→ **REQUIRED TASKS**
#1 In the passage on livestock and the environment, how many buses in Sweden run on biomethane?
#2 Carry on writing the passage on livestock and the environment from its last sentence.

→ **SELECTED EXTRACT**
______________________________
Enter the Range Riders. Most ranchers check about once a week on their herds grazing on public lands, which isn't enough to protect the stock from wolves. The Range Riders are cowboys who live with livestock for as long as five months, camping with the herds and keeping a close watch in the early morning, when wolves are most likely to prey. Sponsored by the Predator Conservation Alliance, the Range Riders organization hopes to eventually be funded by tourists who will pay to ride along as cowboys for the environment. So far, so good: After the first year of the experiment with herds in two Montana valleys, they've had a 100 percent success rate, with no wolves or livestock hurt.
Bovine energy: A silk purse from a cow's rear
California dairy cows alone produce 65 billion pounds of manure every year -- and the foulest thing about it is the way it pollutes local waterways. In fact, the back end of cow produces all sorts of toxic emissions, and the average dairy cow is a significant producer of methane, a greenhouse gas that contributes to global warming. But a group called Sustainable Conservation in San Francisco is collaborating with farmers to try to turn the country's cows into efficient energy-producing machines by bringing methane digesters to dairy farms to extract the gas and using it to generate electricity. The methane digesters process the manure and refine it until it is fuel grade. As a model, Sustainable Conservation says, we need only look to Sweden, where 20 plants already produce biomethane and a fleet of 2,300 buses run on it. Farmers can earn money by selling electricity back to the grid, and environmentalists make methane work for, rather than against, the planet.
______________________________
→ **RECORDS PROVIDED**
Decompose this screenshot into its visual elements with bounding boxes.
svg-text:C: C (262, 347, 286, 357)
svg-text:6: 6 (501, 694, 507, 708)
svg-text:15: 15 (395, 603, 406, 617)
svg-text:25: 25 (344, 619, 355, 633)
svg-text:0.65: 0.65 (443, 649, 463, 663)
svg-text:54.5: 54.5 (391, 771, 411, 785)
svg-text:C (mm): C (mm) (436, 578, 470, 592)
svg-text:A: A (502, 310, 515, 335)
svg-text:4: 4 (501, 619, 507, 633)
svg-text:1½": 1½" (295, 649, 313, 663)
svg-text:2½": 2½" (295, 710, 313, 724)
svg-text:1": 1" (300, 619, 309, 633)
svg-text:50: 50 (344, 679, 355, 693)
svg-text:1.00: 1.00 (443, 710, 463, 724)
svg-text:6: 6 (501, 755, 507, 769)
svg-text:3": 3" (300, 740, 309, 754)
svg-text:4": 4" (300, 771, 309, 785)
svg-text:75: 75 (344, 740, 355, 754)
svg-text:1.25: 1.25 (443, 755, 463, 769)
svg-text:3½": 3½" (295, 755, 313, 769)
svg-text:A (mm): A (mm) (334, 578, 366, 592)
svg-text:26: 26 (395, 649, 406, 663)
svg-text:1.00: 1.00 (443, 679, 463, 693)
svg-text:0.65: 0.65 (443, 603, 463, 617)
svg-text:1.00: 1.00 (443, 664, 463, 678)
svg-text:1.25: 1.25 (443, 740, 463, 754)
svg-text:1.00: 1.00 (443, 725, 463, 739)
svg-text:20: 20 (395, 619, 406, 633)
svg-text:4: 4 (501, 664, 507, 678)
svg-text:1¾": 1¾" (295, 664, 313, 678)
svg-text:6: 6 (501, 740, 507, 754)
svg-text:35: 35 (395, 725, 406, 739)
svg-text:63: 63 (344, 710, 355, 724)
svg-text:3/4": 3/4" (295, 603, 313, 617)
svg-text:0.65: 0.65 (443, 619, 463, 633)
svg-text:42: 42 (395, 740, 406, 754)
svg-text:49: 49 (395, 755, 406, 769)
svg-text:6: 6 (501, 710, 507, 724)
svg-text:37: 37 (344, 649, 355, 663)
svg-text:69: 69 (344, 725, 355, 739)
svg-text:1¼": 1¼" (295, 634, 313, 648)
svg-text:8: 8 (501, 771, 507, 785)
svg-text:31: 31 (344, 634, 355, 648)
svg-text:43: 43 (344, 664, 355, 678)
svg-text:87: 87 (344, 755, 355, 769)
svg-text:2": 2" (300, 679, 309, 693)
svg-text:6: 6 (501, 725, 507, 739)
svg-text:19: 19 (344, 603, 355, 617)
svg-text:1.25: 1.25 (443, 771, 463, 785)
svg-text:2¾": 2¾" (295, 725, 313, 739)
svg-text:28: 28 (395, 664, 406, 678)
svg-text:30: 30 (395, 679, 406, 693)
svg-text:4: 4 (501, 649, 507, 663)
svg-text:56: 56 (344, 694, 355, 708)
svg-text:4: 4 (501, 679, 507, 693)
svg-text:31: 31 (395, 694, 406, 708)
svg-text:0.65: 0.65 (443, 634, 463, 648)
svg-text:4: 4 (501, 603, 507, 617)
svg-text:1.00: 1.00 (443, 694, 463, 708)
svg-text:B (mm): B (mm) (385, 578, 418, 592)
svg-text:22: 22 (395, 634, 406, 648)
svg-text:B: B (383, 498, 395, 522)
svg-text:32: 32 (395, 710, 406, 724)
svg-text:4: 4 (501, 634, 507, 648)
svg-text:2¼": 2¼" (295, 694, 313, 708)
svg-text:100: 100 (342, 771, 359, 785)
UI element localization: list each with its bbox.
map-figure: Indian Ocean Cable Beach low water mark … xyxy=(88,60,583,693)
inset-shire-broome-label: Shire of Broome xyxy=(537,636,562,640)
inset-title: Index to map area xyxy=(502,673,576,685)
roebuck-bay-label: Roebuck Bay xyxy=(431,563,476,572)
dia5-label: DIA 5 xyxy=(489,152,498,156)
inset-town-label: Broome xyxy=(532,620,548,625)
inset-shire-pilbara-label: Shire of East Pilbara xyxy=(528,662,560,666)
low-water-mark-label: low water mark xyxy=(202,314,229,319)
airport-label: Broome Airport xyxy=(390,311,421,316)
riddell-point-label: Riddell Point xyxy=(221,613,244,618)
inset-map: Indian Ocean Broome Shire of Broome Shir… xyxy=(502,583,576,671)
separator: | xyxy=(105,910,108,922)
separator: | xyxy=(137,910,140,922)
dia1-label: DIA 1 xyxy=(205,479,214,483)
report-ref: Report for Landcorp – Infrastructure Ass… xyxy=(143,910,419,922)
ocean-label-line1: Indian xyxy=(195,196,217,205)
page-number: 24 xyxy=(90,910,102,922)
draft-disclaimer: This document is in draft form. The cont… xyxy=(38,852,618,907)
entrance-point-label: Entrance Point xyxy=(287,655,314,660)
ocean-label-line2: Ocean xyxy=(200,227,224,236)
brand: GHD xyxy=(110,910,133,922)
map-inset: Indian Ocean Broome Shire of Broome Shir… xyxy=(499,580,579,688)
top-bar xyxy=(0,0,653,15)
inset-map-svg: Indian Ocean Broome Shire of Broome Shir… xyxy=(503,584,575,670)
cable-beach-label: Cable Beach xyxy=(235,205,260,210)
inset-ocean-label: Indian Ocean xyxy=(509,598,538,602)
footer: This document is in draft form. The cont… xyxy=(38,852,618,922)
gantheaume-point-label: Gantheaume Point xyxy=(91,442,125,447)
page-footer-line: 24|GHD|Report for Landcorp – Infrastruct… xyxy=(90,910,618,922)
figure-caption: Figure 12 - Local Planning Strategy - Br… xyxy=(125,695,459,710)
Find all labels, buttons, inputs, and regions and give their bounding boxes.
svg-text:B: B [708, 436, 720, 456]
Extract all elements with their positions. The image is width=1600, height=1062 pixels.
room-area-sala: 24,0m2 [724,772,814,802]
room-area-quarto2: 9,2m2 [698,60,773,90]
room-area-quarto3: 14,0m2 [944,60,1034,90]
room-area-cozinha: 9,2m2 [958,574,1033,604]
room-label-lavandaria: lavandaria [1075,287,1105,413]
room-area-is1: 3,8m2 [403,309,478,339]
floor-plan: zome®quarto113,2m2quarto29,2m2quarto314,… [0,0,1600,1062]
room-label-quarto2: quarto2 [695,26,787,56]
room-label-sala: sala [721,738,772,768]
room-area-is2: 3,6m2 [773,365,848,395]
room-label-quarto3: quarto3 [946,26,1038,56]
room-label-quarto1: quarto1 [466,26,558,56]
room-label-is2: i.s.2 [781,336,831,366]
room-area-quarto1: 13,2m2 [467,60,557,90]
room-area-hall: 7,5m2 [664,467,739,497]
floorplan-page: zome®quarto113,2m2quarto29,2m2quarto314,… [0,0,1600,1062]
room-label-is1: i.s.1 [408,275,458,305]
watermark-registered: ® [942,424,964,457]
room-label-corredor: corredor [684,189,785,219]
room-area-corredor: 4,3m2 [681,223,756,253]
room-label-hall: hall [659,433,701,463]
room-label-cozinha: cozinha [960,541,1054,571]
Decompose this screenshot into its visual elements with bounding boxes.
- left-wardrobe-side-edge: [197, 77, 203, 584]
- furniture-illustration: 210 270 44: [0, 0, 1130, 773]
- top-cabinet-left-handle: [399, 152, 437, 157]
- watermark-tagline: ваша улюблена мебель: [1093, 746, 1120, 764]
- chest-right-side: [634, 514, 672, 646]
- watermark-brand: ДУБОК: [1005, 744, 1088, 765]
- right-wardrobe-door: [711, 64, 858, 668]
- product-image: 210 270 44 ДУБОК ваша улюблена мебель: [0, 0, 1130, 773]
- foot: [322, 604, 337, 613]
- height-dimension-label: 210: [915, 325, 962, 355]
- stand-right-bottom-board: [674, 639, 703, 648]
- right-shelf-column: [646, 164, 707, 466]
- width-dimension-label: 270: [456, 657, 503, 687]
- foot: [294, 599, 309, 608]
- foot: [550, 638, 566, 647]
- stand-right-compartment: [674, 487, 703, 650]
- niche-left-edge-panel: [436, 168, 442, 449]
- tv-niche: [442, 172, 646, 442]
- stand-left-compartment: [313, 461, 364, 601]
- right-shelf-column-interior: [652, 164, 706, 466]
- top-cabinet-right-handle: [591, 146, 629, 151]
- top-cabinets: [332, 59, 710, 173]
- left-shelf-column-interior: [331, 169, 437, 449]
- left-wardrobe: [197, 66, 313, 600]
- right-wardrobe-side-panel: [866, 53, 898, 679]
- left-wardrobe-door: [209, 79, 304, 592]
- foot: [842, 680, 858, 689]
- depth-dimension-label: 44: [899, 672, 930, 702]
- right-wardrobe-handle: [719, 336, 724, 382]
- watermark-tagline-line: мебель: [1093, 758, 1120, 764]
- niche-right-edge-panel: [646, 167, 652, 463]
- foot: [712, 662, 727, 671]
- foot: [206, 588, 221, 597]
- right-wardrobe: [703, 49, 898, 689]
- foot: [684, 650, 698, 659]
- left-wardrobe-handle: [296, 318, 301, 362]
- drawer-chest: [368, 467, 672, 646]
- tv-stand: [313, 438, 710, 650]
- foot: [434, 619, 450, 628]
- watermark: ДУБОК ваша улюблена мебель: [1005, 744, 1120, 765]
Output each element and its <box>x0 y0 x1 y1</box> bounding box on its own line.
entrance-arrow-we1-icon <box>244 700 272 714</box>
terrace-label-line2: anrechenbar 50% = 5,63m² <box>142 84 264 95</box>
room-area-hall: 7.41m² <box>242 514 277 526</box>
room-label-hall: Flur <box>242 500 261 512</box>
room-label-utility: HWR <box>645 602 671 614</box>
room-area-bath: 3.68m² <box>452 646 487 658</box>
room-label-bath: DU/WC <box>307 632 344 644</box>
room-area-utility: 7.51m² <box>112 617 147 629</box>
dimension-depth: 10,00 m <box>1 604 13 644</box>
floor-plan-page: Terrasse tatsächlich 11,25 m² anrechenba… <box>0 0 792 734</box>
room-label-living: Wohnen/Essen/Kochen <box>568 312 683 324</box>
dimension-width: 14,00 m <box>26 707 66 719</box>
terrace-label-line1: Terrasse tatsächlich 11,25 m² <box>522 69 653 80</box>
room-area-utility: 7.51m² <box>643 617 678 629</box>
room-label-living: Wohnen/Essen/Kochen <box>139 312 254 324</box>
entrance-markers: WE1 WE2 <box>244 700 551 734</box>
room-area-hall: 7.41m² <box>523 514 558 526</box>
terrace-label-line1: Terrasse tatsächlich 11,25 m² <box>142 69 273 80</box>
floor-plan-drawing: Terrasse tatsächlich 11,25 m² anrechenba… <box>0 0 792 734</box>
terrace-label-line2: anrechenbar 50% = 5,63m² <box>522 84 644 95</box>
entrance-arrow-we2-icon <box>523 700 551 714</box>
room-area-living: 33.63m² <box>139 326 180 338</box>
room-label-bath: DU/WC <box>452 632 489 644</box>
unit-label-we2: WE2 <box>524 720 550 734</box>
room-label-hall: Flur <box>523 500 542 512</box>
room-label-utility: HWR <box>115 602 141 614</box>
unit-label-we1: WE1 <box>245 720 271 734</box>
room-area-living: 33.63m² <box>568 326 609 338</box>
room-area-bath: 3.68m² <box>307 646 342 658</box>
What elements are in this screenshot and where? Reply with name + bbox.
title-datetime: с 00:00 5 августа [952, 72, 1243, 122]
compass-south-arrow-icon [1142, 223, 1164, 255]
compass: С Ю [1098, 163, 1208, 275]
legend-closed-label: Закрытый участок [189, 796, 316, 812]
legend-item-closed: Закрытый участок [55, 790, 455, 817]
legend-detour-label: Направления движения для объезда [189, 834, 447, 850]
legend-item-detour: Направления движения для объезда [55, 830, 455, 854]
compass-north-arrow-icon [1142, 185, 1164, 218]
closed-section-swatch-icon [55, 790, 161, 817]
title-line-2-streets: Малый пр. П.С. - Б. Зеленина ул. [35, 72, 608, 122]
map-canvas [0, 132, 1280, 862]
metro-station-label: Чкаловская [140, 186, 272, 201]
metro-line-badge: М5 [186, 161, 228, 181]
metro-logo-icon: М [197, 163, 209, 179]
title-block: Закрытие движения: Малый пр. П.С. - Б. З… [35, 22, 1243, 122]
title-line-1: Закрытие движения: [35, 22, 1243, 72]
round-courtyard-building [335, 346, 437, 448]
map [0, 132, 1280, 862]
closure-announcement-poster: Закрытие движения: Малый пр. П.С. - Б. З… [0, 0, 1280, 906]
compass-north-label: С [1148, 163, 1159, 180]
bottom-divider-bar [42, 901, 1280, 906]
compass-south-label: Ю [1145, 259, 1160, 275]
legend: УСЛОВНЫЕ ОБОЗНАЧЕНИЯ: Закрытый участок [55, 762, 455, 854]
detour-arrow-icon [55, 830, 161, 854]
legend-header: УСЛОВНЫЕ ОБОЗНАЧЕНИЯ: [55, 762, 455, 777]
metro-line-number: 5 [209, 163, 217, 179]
______________________________
→ **ANSWERS TO THE EXERCISES**
#1 2,300

#2
Garden greens: Lawns you can eat
Fritz Haeg is unleashing a one-man attack on the American lawn, which the Los Angeles-based artist dubs a "carpet of conformity." Over the next three years, under the aegis of Edible Estates, which has already begun in Salina, Kansas, Haeg will be ripping up the front lawns of nine single-family homes in regions across the country and replacing them with food-producing vegetable gardens. The families whose lawns he's transforming have agreed to maintain the gardens, so the work is a permanent living installation. What's wrong with the lawn? Not only does it take a tremendous amount of water to keep it green, but the two-stroke engine used by lawnmowers produces some of the worst carbon-dioxide emissions for a motor of its size, contributing to global warming and other air pollution. Then there are all the pesticides and herbicides used to keep front lawns green. "We're stuck with this idea that plants that produce food are ugly, and lawns that you have to pour chemicals on and mow are beautiful," says Haeg, who hopes his lawns can reverse that thinking.